- STATED PROBLEM: Images are excluded; otherwise, output every record exactly.

- LISTED RECORDS:
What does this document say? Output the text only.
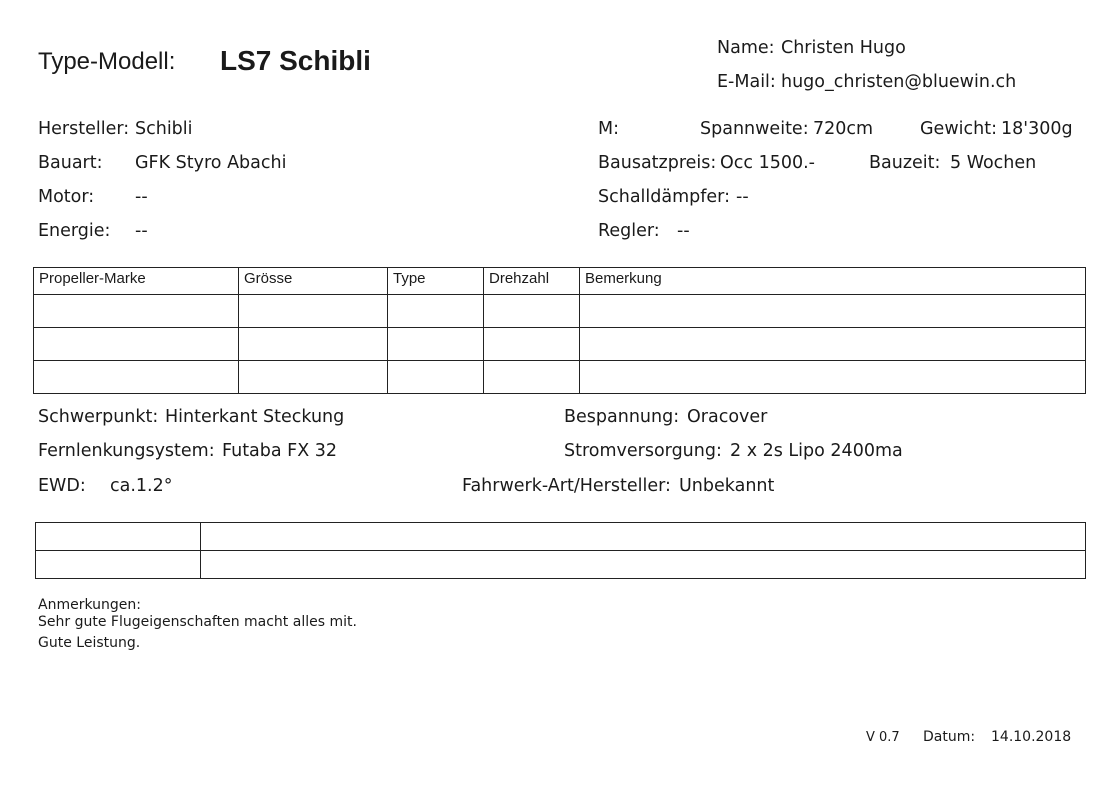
Type-Modell: LS7 Schibli	Name: Christen Hugo
E-Mail: hugo_christen@bluewin.ch
Hersteller: Schibli
Bauart: GFK Styro Abachi
Motor: --
Energie: --
M:	Spannweite: 720cm	Gewicht: 18'300g
Bausatzpreis: Occ 1500.-	Bauzeit: 5 Wochen
Schalldämpfer: --
Regler: --
Propeller-Marke	Grösse	Type	Drehzahl	Bemerkung

Schwerpunkt: Hinterkant Steckung	Bespannung: Oracover
Fernlenkungsystem: Futaba FX 32	Stromversorgung: 2 x 2s Lipo 2400ma
EWD: ca.1.2°	Fahrwerk-Art/Hersteller: Unbekannt

Anmerkungen:
Sehr gute Flugeigenschaften macht alles mit.
Gute Leistung.
V 0.7 Datum: 14.10.2018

- TASK RESULT:
What does this document say? Output the text only.
Type-Modell: LS7 Schibli	Name: Christen Hugo
E-Mail: hugo_christen@bluewin.ch
Hersteller: Schibli
Bauart: GFK Styro Abachi
Motor: --
Energie: --
M:	Spannweite: 720cm	Gewicht: 18'300g
Bausatzpreis: Occ 1500.-	Bauzeit: 5 Wochen
Schalldämpfer: --
Regler: --
Propeller-Marke	Grösse	Type	Drehzahl	Bemerkung

Schwerpunkt: Hinterkant Steckung	Bespannung: Oracover
Fernlenkungsystem: Futaba FX 32	Stromversorgung: 2 x 2s Lipo 2400ma
EWD: ca.1.2°	Fahrwerk-Art/Hersteller: Unbekannt

Anmerkungen:
Sehr gute Flugeigenschaften macht alles mit.
Gute Leistung.
V 0.7 Datum: 14.10.2018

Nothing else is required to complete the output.